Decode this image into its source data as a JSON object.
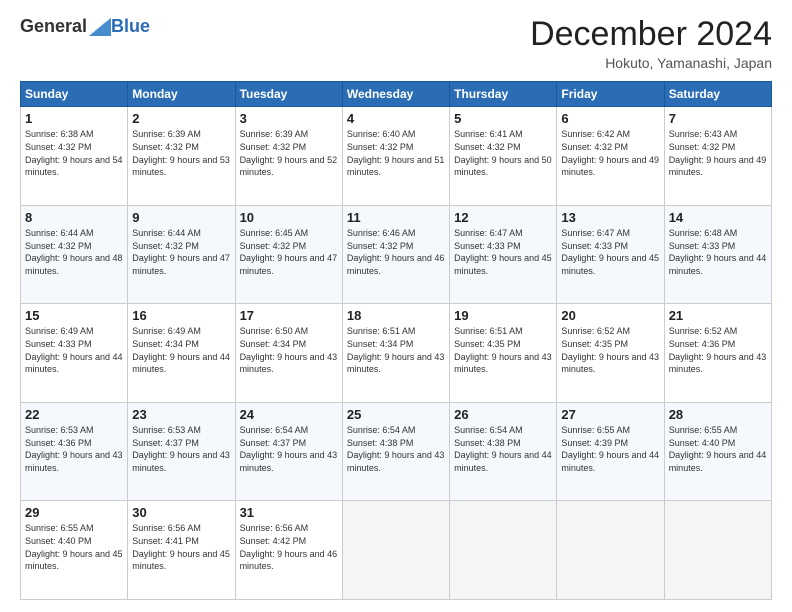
{
  "header": {
    "logo_general": "General",
    "logo_blue": "Blue",
    "month_title": "December 2024",
    "location": "Hokuto, Yamanashi, Japan"
  },
  "days_of_week": [
    "Sunday",
    "Monday",
    "Tuesday",
    "Wednesday",
    "Thursday",
    "Friday",
    "Saturday"
  ],
  "weeks": [
    [
      {
        "day": "1",
        "sunrise": "6:38 AM",
        "sunset": "4:32 PM",
        "daylight": "9 hours and 54 minutes."
      },
      {
        "day": "2",
        "sunrise": "6:39 AM",
        "sunset": "4:32 PM",
        "daylight": "9 hours and 53 minutes."
      },
      {
        "day": "3",
        "sunrise": "6:39 AM",
        "sunset": "4:32 PM",
        "daylight": "9 hours and 52 minutes."
      },
      {
        "day": "4",
        "sunrise": "6:40 AM",
        "sunset": "4:32 PM",
        "daylight": "9 hours and 51 minutes."
      },
      {
        "day": "5",
        "sunrise": "6:41 AM",
        "sunset": "4:32 PM",
        "daylight": "9 hours and 50 minutes."
      },
      {
        "day": "6",
        "sunrise": "6:42 AM",
        "sunset": "4:32 PM",
        "daylight": "9 hours and 49 minutes."
      },
      {
        "day": "7",
        "sunrise": "6:43 AM",
        "sunset": "4:32 PM",
        "daylight": "9 hours and 49 minutes."
      }
    ],
    [
      {
        "day": "8",
        "sunrise": "6:44 AM",
        "sunset": "4:32 PM",
        "daylight": "9 hours and 48 minutes."
      },
      {
        "day": "9",
        "sunrise": "6:44 AM",
        "sunset": "4:32 PM",
        "daylight": "9 hours and 47 minutes."
      },
      {
        "day": "10",
        "sunrise": "6:45 AM",
        "sunset": "4:32 PM",
        "daylight": "9 hours and 47 minutes."
      },
      {
        "day": "11",
        "sunrise": "6:46 AM",
        "sunset": "4:32 PM",
        "daylight": "9 hours and 46 minutes."
      },
      {
        "day": "12",
        "sunrise": "6:47 AM",
        "sunset": "4:33 PM",
        "daylight": "9 hours and 45 minutes."
      },
      {
        "day": "13",
        "sunrise": "6:47 AM",
        "sunset": "4:33 PM",
        "daylight": "9 hours and 45 minutes."
      },
      {
        "day": "14",
        "sunrise": "6:48 AM",
        "sunset": "4:33 PM",
        "daylight": "9 hours and 44 minutes."
      }
    ],
    [
      {
        "day": "15",
        "sunrise": "6:49 AM",
        "sunset": "4:33 PM",
        "daylight": "9 hours and 44 minutes."
      },
      {
        "day": "16",
        "sunrise": "6:49 AM",
        "sunset": "4:34 PM",
        "daylight": "9 hours and 44 minutes."
      },
      {
        "day": "17",
        "sunrise": "6:50 AM",
        "sunset": "4:34 PM",
        "daylight": "9 hours and 43 minutes."
      },
      {
        "day": "18",
        "sunrise": "6:51 AM",
        "sunset": "4:34 PM",
        "daylight": "9 hours and 43 minutes."
      },
      {
        "day": "19",
        "sunrise": "6:51 AM",
        "sunset": "4:35 PM",
        "daylight": "9 hours and 43 minutes."
      },
      {
        "day": "20",
        "sunrise": "6:52 AM",
        "sunset": "4:35 PM",
        "daylight": "9 hours and 43 minutes."
      },
      {
        "day": "21",
        "sunrise": "6:52 AM",
        "sunset": "4:36 PM",
        "daylight": "9 hours and 43 minutes."
      }
    ],
    [
      {
        "day": "22",
        "sunrise": "6:53 AM",
        "sunset": "4:36 PM",
        "daylight": "9 hours and 43 minutes."
      },
      {
        "day": "23",
        "sunrise": "6:53 AM",
        "sunset": "4:37 PM",
        "daylight": "9 hours and 43 minutes."
      },
      {
        "day": "24",
        "sunrise": "6:54 AM",
        "sunset": "4:37 PM",
        "daylight": "9 hours and 43 minutes."
      },
      {
        "day": "25",
        "sunrise": "6:54 AM",
        "sunset": "4:38 PM",
        "daylight": "9 hours and 43 minutes."
      },
      {
        "day": "26",
        "sunrise": "6:54 AM",
        "sunset": "4:38 PM",
        "daylight": "9 hours and 44 minutes."
      },
      {
        "day": "27",
        "sunrise": "6:55 AM",
        "sunset": "4:39 PM",
        "daylight": "9 hours and 44 minutes."
      },
      {
        "day": "28",
        "sunrise": "6:55 AM",
        "sunset": "4:40 PM",
        "daylight": "9 hours and 44 minutes."
      }
    ],
    [
      {
        "day": "29",
        "sunrise": "6:55 AM",
        "sunset": "4:40 PM",
        "daylight": "9 hours and 45 minutes."
      },
      {
        "day": "30",
        "sunrise": "6:56 AM",
        "sunset": "4:41 PM",
        "daylight": "9 hours and 45 minutes."
      },
      {
        "day": "31",
        "sunrise": "6:56 AM",
        "sunset": "4:42 PM",
        "daylight": "9 hours and 46 minutes."
      },
      null,
      null,
      null,
      null
    ]
  ]
}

* * *

- What you will do: Reproduce the full listing faithfully, but do not carry over any pictures.

- Reply:
Decode this image into its source data as a JSON object.
{
  "header": {
    "logo_general": "General",
    "logo_blue": "Blue",
    "month_title": "December 2024",
    "location": "Hokuto, Yamanashi, Japan"
  },
  "days_of_week": [
    "Sunday",
    "Monday",
    "Tuesday",
    "Wednesday",
    "Thursday",
    "Friday",
    "Saturday"
  ],
  "weeks": [
    [
      {
        "day": "1",
        "sunrise": "6:38 AM",
        "sunset": "4:32 PM",
        "daylight": "9 hours and 54 minutes."
      },
      {
        "day": "2",
        "sunrise": "6:39 AM",
        "sunset": "4:32 PM",
        "daylight": "9 hours and 53 minutes."
      },
      {
        "day": "3",
        "sunrise": "6:39 AM",
        "sunset": "4:32 PM",
        "daylight": "9 hours and 52 minutes."
      },
      {
        "day": "4",
        "sunrise": "6:40 AM",
        "sunset": "4:32 PM",
        "daylight": "9 hours and 51 minutes."
      },
      {
        "day": "5",
        "sunrise": "6:41 AM",
        "sunset": "4:32 PM",
        "daylight": "9 hours and 50 minutes."
      },
      {
        "day": "6",
        "sunrise": "6:42 AM",
        "sunset": "4:32 PM",
        "daylight": "9 hours and 49 minutes."
      },
      {
        "day": "7",
        "sunrise": "6:43 AM",
        "sunset": "4:32 PM",
        "daylight": "9 hours and 49 minutes."
      }
    ],
    [
      {
        "day": "8",
        "sunrise": "6:44 AM",
        "sunset": "4:32 PM",
        "daylight": "9 hours and 48 minutes."
      },
      {
        "day": "9",
        "sunrise": "6:44 AM",
        "sunset": "4:32 PM",
        "daylight": "9 hours and 47 minutes."
      },
      {
        "day": "10",
        "sunrise": "6:45 AM",
        "sunset": "4:32 PM",
        "daylight": "9 hours and 47 minutes."
      },
      {
        "day": "11",
        "sunrise": "6:46 AM",
        "sunset": "4:32 PM",
        "daylight": "9 hours and 46 minutes."
      },
      {
        "day": "12",
        "sunrise": "6:47 AM",
        "sunset": "4:33 PM",
        "daylight": "9 hours and 45 minutes."
      },
      {
        "day": "13",
        "sunrise": "6:47 AM",
        "sunset": "4:33 PM",
        "daylight": "9 hours and 45 minutes."
      },
      {
        "day": "14",
        "sunrise": "6:48 AM",
        "sunset": "4:33 PM",
        "daylight": "9 hours and 44 minutes."
      }
    ],
    [
      {
        "day": "15",
        "sunrise": "6:49 AM",
        "sunset": "4:33 PM",
        "daylight": "9 hours and 44 minutes."
      },
      {
        "day": "16",
        "sunrise": "6:49 AM",
        "sunset": "4:34 PM",
        "daylight": "9 hours and 44 minutes."
      },
      {
        "day": "17",
        "sunrise": "6:50 AM",
        "sunset": "4:34 PM",
        "daylight": "9 hours and 43 minutes."
      },
      {
        "day": "18",
        "sunrise": "6:51 AM",
        "sunset": "4:34 PM",
        "daylight": "9 hours and 43 minutes."
      },
      {
        "day": "19",
        "sunrise": "6:51 AM",
        "sunset": "4:35 PM",
        "daylight": "9 hours and 43 minutes."
      },
      {
        "day": "20",
        "sunrise": "6:52 AM",
        "sunset": "4:35 PM",
        "daylight": "9 hours and 43 minutes."
      },
      {
        "day": "21",
        "sunrise": "6:52 AM",
        "sunset": "4:36 PM",
        "daylight": "9 hours and 43 minutes."
      }
    ],
    [
      {
        "day": "22",
        "sunrise": "6:53 AM",
        "sunset": "4:36 PM",
        "daylight": "9 hours and 43 minutes."
      },
      {
        "day": "23",
        "sunrise": "6:53 AM",
        "sunset": "4:37 PM",
        "daylight": "9 hours and 43 minutes."
      },
      {
        "day": "24",
        "sunrise": "6:54 AM",
        "sunset": "4:37 PM",
        "daylight": "9 hours and 43 minutes."
      },
      {
        "day": "25",
        "sunrise": "6:54 AM",
        "sunset": "4:38 PM",
        "daylight": "9 hours and 43 minutes."
      },
      {
        "day": "26",
        "sunrise": "6:54 AM",
        "sunset": "4:38 PM",
        "daylight": "9 hours and 44 minutes."
      },
      {
        "day": "27",
        "sunrise": "6:55 AM",
        "sunset": "4:39 PM",
        "daylight": "9 hours and 44 minutes."
      },
      {
        "day": "28",
        "sunrise": "6:55 AM",
        "sunset": "4:40 PM",
        "daylight": "9 hours and 44 minutes."
      }
    ],
    [
      {
        "day": "29",
        "sunrise": "6:55 AM",
        "sunset": "4:40 PM",
        "daylight": "9 hours and 45 minutes."
      },
      {
        "day": "30",
        "sunrise": "6:56 AM",
        "sunset": "4:41 PM",
        "daylight": "9 hours and 45 minutes."
      },
      {
        "day": "31",
        "sunrise": "6:56 AM",
        "sunset": "4:42 PM",
        "daylight": "9 hours and 46 minutes."
      },
      null,
      null,
      null,
      null
    ]
  ]
}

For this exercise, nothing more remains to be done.